--- START OF Records for this task ---

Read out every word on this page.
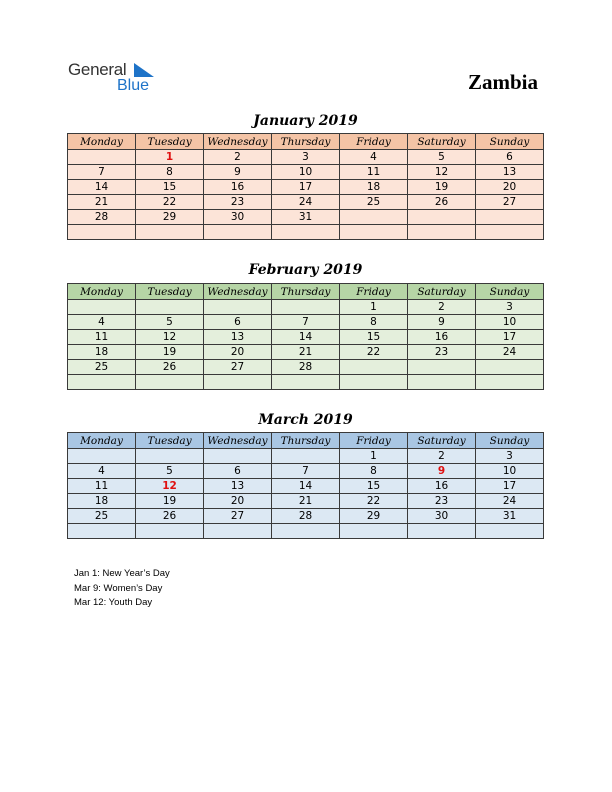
General
Blue	Zambia
January 2019
Monday	Tuesday	Wednesday	Thursday	Friday	Saturday	Sunday
	1	2	3	4	5	6
7	8	9	10	11	12	13
14	15	16	17	18	19	20
21	22	23	24	25	26	27
28	29	30	31			

February 2019
Monday	Tuesday	Wednesday	Thursday	Friday	Saturday	Sunday
				1	2	3
4	5	6	7	8	9	10
11	12	13	14	15	16	17
18	19	20	21	22	23	24
25	26	27	28			

March 2019
Monday	Tuesday	Wednesday	Thursday	Friday	Saturday	Sunday
				1	2	3
4	5	6	7	8	9	10
11	12	13	14	15	16	17
18	19	20	21	22	23	24
25	26	27	28	29	30	31

Jan 1: New Year’s Day
Mar 9: Women’s Day
Mar 12: Youth Day
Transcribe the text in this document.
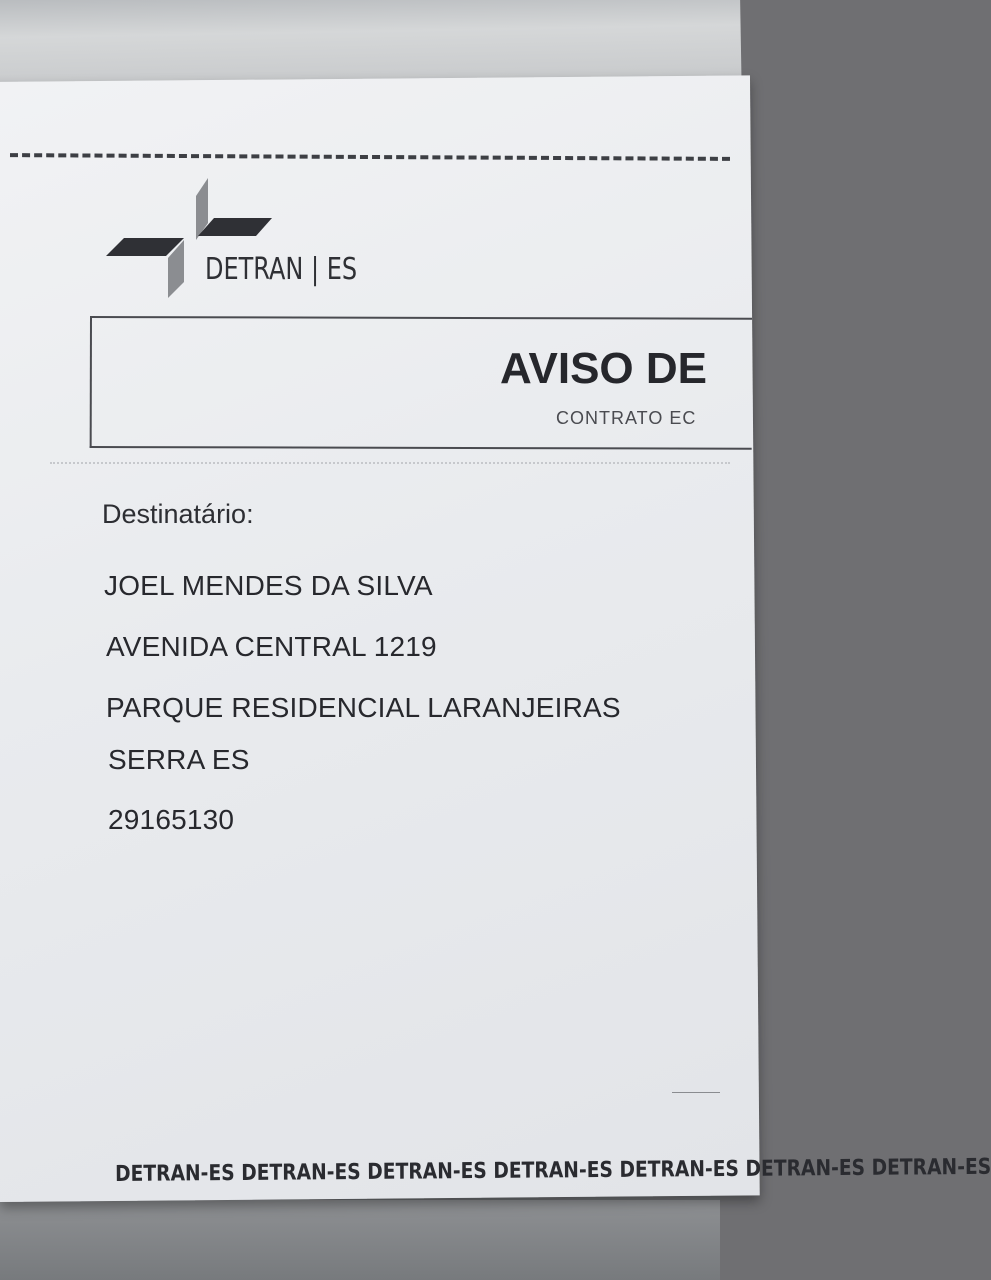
DETRAN | ES
AVISO DE
CONTRATO EC
Destinatário:
JOEL MENDES DA SILVA
AVENIDA CENTRAL 1219
PARQUE RESIDENCIAL LARANJEIRAS
SERRA ES
29165130
DETRAN-ES DETRAN-ES DETRAN-ES DETRAN-ES DETRAN-ES DETRAN-ES DETRAN-ES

--- END OF Records for this task ---

Challenge => Leave out the pictures and give the listing above again exactly.

The solution =>
Read out every word on this page.
General
Blue	Zambia
January 2019
Monday	Tuesday	Wednesday	Thursday	Friday	Saturday	Sunday
	1	2	3	4	5	6
7	8	9	10	11	12	13
14	15	16	17	18	19	20
21	22	23	24	25	26	27
28	29	30	31			

February 2019
Monday	Tuesday	Wednesday	Thursday	Friday	Saturday	Sunday
				1	2	3
4	5	6	7	8	9	10
11	12	13	14	15	16	17
18	19	20	21	22	23	24
25	26	27	28			

March 2019
Monday	Tuesday	Wednesday	Thursday	Friday	Saturday	Sunday
				1	2	3
4	5	6	7	8	9	10
11	12	13	14	15	16	17
18	19	20	21	22	23	24
25	26	27	28	29	30	31

Jan 1: New Year’s Day
Mar 9: Women’s Day
Mar 12: Youth Day
Transcribe the text in this document.
DETRAN | ES
AVISO DE
CONTRATO EC
Destinatário:
JOEL MENDES DA SILVA
AVENIDA CENTRAL 1219
PARQUE RESIDENCIAL LARANJEIRAS
SERRA ES
29165130
DETRAN-ES DETRAN-ES DETRAN-ES DETRAN-ES DETRAN-ES DETRAN-ES DETRAN-ES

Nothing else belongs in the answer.